* _WHAT IS ASKED_
Copy out every line exactly as given.

--- START ---

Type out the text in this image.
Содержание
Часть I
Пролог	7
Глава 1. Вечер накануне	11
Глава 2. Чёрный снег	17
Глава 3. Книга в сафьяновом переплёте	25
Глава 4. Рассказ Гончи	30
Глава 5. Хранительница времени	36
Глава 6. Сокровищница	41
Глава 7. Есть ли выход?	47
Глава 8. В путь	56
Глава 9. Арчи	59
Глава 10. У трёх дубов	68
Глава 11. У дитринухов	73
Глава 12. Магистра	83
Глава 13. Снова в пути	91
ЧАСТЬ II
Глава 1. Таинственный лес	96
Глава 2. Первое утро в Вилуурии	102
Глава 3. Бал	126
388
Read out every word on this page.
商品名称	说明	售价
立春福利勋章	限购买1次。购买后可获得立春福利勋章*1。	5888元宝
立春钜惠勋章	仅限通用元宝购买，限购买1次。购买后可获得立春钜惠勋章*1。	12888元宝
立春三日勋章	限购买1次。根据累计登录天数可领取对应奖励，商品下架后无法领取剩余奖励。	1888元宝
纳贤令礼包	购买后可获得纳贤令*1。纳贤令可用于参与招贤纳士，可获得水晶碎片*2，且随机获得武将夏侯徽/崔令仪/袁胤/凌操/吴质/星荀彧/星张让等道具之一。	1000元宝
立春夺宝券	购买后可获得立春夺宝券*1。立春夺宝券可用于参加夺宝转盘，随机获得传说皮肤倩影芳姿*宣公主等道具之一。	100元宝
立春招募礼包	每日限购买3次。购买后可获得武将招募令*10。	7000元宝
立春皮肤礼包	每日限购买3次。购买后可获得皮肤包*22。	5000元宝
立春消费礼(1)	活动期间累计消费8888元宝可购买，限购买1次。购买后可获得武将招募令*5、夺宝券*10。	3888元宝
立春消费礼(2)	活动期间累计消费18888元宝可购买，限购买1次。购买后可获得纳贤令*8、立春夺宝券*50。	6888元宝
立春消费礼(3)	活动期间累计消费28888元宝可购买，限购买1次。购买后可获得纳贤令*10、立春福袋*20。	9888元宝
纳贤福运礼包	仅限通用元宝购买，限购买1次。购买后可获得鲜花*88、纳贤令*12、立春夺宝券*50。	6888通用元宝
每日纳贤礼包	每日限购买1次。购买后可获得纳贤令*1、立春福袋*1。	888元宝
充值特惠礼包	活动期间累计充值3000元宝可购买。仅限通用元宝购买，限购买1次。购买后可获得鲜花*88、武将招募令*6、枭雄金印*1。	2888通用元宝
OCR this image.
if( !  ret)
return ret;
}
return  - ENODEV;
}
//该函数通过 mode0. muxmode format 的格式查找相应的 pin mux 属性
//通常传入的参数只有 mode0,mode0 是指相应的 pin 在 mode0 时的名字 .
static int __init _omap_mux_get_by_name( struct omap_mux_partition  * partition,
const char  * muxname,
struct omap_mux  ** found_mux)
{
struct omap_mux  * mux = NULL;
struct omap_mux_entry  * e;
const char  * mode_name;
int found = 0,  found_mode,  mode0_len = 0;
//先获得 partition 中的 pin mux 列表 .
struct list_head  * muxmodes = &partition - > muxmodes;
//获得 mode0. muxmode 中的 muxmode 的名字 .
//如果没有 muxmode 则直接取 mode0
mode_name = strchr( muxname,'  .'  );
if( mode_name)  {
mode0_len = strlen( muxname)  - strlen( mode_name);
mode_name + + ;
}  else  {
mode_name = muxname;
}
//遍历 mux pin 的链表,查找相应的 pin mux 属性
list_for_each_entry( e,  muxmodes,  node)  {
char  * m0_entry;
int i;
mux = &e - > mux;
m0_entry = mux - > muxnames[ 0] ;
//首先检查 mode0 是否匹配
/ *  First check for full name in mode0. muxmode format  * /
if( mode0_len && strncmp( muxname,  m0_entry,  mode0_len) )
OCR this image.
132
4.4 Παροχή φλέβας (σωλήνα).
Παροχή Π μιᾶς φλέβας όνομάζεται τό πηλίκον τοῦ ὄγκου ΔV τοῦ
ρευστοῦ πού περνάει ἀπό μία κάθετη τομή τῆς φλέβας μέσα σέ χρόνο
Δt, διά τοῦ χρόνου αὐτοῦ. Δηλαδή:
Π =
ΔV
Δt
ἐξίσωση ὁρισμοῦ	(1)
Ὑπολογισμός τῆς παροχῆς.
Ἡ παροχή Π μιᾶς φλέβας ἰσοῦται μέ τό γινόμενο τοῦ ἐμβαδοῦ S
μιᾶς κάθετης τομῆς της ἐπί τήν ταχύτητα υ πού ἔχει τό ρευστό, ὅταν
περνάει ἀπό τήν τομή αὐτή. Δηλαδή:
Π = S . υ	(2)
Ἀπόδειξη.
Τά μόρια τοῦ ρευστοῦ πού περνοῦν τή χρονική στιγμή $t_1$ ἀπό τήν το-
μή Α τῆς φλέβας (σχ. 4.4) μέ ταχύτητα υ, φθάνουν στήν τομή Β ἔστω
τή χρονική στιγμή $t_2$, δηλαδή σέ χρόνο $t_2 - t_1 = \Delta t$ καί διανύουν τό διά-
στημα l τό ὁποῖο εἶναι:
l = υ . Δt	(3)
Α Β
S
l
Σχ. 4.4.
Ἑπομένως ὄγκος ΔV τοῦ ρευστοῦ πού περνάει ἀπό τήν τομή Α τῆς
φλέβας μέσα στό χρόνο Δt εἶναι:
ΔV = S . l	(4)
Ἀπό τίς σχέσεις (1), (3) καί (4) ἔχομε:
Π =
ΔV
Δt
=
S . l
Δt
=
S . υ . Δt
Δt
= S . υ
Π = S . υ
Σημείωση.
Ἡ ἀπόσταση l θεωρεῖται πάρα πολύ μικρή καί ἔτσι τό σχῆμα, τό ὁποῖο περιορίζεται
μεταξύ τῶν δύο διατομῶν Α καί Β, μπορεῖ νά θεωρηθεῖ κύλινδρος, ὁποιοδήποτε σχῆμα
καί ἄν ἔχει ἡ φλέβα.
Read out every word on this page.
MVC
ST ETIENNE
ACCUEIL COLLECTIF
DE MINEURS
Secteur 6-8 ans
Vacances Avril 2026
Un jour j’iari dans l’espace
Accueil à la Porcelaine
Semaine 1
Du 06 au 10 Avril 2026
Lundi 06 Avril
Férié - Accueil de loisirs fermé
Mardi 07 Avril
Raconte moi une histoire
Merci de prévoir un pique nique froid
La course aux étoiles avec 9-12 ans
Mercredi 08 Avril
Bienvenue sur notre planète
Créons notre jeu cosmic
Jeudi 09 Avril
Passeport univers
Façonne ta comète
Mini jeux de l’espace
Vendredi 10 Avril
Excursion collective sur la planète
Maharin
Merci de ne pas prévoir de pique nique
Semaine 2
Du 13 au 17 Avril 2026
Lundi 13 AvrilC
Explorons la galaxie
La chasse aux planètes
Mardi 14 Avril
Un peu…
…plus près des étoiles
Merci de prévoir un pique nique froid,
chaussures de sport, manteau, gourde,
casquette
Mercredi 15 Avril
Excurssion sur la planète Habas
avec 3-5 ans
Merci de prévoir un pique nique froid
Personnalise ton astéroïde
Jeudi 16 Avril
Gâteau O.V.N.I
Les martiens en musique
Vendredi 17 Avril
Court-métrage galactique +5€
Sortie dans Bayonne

--- END ---

* _SOLUTION FOR THIS PROBLEM_
Type out the text in this image.
Содержание
Часть I
Пролог	7
Глава 1. Вечер накануне	11
Глава 2. Чёрный снег	17
Глава 3. Книга в сафьяновом переплёте	25
Глава 4. Рассказ Гончи	30
Глава 5. Хранительница времени	36
Глава 6. Сокровищница	41
Глава 7. Есть ли выход?	47
Глава 8. В путь	56
Глава 9. Арчи	59
Глава 10. У трёх дубов	68
Глава 11. У дитринухов	73
Глава 12. Магистра	83
Глава 13. Снова в пути	91
ЧАСТЬ II
Глава 1. Таинственный лес	96
Глава 2. Первое утро в Вилуурии	102
Глава 3. Бал	126
388
Read out every word on this page.
商品名称	说明	售价
立春福利勋章	限购买1次。购买后可获得立春福利勋章*1。	5888元宝
立春钜惠勋章	仅限通用元宝购买，限购买1次。购买后可获得立春钜惠勋章*1。	12888元宝
立春三日勋章	限购买1次。根据累计登录天数可领取对应奖励，商品下架后无法领取剩余奖励。	1888元宝
纳贤令礼包	购买后可获得纳贤令*1。纳贤令可用于参与招贤纳士，可获得水晶碎片*2，且随机获得武将夏侯徽/崔令仪/袁胤/凌操/吴质/星荀彧/星张让等道具之一。	1000元宝
立春夺宝券	购买后可获得立春夺宝券*1。立春夺宝券可用于参加夺宝转盘，随机获得传说皮肤倩影芳姿*宣公主等道具之一。	100元宝
立春招募礼包	每日限购买3次。购买后可获得武将招募令*10。	7000元宝
立春皮肤礼包	每日限购买3次。购买后可获得皮肤包*22。	5000元宝
立春消费礼(1)	活动期间累计消费8888元宝可购买，限购买1次。购买后可获得武将招募令*5、夺宝券*10。	3888元宝
立春消费礼(2)	活动期间累计消费18888元宝可购买，限购买1次。购买后可获得纳贤令*8、立春夺宝券*50。	6888元宝
立春消费礼(3)	活动期间累计消费28888元宝可购买，限购买1次。购买后可获得纳贤令*10、立春福袋*20。	9888元宝
纳贤福运礼包	仅限通用元宝购买，限购买1次。购买后可获得鲜花*88、纳贤令*12、立春夺宝券*50。	6888通用元宝
每日纳贤礼包	每日限购买1次。购买后可获得纳贤令*1、立春福袋*1。	888元宝
充值特惠礼包	活动期间累计充值3000元宝可购买。仅限通用元宝购买，限购买1次。购买后可获得鲜花*88、武将招募令*6、枭雄金印*1。	2888通用元宝
OCR this image.
if( !  ret)
return ret;
}
return  - ENODEV;
}
//该函数通过 mode0. muxmode format 的格式查找相应的 pin mux 属性
//通常传入的参数只有 mode0,mode0 是指相应的 pin 在 mode0 时的名字 .
static int __init _omap_mux_get_by_name( struct omap_mux_partition  * partition,
const char  * muxname,
struct omap_mux  ** found_mux)
{
struct omap_mux  * mux = NULL;
struct omap_mux_entry  * e;
const char  * mode_name;
int found = 0,  found_mode,  mode0_len = 0;
//先获得 partition 中的 pin mux 列表 .
struct list_head  * muxmodes = &partition - > muxmodes;
//获得 mode0. muxmode 中的 muxmode 的名字 .
//如果没有 muxmode 则直接取 mode0
mode_name = strchr( muxname,'  .'  );
if( mode_name)  {
mode0_len = strlen( muxname)  - strlen( mode_name);
mode_name + + ;
}  else  {
mode_name = muxname;
}
//遍历 mux pin 的链表,查找相应的 pin mux 属性
list_for_each_entry( e,  muxmodes,  node)  {
char  * m0_entry;
int i;
mux = &e - > mux;
m0_entry = mux - > muxnames[ 0] ;
//首先检查 mode0 是否匹配
/ *  First check for full name in mode0. muxmode format  * /
if( mode0_len && strncmp( muxname,  m0_entry,  mode0_len) )
OCR this image.
132
4.4 Παροχή φλέβας (σωλήνα).
Παροχή Π μιᾶς φλέβας όνομάζεται τό πηλίκον τοῦ ὄγκου ΔV τοῦ
ρευστοῦ πού περνάει ἀπό μία κάθετη τομή τῆς φλέβας μέσα σέ χρόνο
Δt, διά τοῦ χρόνου αὐτοῦ. Δηλαδή:
Π =
ΔV
Δt
ἐξίσωση ὁρισμοῦ	(1)
Ὑπολογισμός τῆς παροχῆς.
Ἡ παροχή Π μιᾶς φλέβας ἰσοῦται μέ τό γινόμενο τοῦ ἐμβαδοῦ S
μιᾶς κάθετης τομῆς της ἐπί τήν ταχύτητα υ πού ἔχει τό ρευστό, ὅταν
περνάει ἀπό τήν τομή αὐτή. Δηλαδή:
Π = S . υ	(2)
Ἀπόδειξη.
Τά μόρια τοῦ ρευστοῦ πού περνοῦν τή χρονική στιγμή $t_1$ ἀπό τήν το-
μή Α τῆς φλέβας (σχ. 4.4) μέ ταχύτητα υ, φθάνουν στήν τομή Β ἔστω
τή χρονική στιγμή $t_2$, δηλαδή σέ χρόνο $t_2 - t_1 = \Delta t$ καί διανύουν τό διά-
στημα l τό ὁποῖο εἶναι:
l = υ . Δt	(3)
Α Β
S
l
Σχ. 4.4.
Ἑπομένως ὄγκος ΔV τοῦ ρευστοῦ πού περνάει ἀπό τήν τομή Α τῆς
φλέβας μέσα στό χρόνο Δt εἶναι:
ΔV = S . l	(4)
Ἀπό τίς σχέσεις (1), (3) καί (4) ἔχομε:
Π =
ΔV
Δt
=
S . l
Δt
=
S . υ . Δt
Δt
= S . υ
Π = S . υ
Σημείωση.
Ἡ ἀπόσταση l θεωρεῖται πάρα πολύ μικρή καί ἔτσι τό σχῆμα, τό ὁποῖο περιορίζεται
μεταξύ τῶν δύο διατομῶν Α καί Β, μπορεῖ νά θεωρηθεῖ κύλινδρος, ὁποιοδήποτε σχῆμα
καί ἄν ἔχει ἡ φλέβα.
Read out every word on this page.
MVC
ST ETIENNE
ACCUEIL COLLECTIF
DE MINEURS
Secteur 6-8 ans
Vacances Avril 2026
Un jour j’iari dans l’espace
Accueil à la Porcelaine
Semaine 1
Du 06 au 10 Avril 2026
Lundi 06 Avril
Férié - Accueil de loisirs fermé
Mardi 07 Avril
Raconte moi une histoire
Merci de prévoir un pique nique froid
La course aux étoiles avec 9-12 ans
Mercredi 08 Avril
Bienvenue sur notre planète
Créons notre jeu cosmic
Jeudi 09 Avril
Passeport univers
Façonne ta comète
Mini jeux de l’espace
Vendredi 10 Avril
Excursion collective sur la planète
Maharin
Merci de ne pas prévoir de pique nique
Semaine 2
Du 13 au 17 Avril 2026
Lundi 13 AvrilC
Explorons la galaxie
La chasse aux planètes
Mardi 14 Avril
Un peu…
…plus près des étoiles
Merci de prévoir un pique nique froid,
chaussures de sport, manteau, gourde,
casquette
Mercredi 15 Avril
Excurssion sur la planète Habas
avec 3-5 ans
Merci de prévoir un pique nique froid
Personnalise ton astéroïde
Jeudi 16 Avril
Gâteau O.V.N.I
Les martiens en musique
Vendredi 17 Avril
Court-métrage galactique +5€
Sortie dans Bayonne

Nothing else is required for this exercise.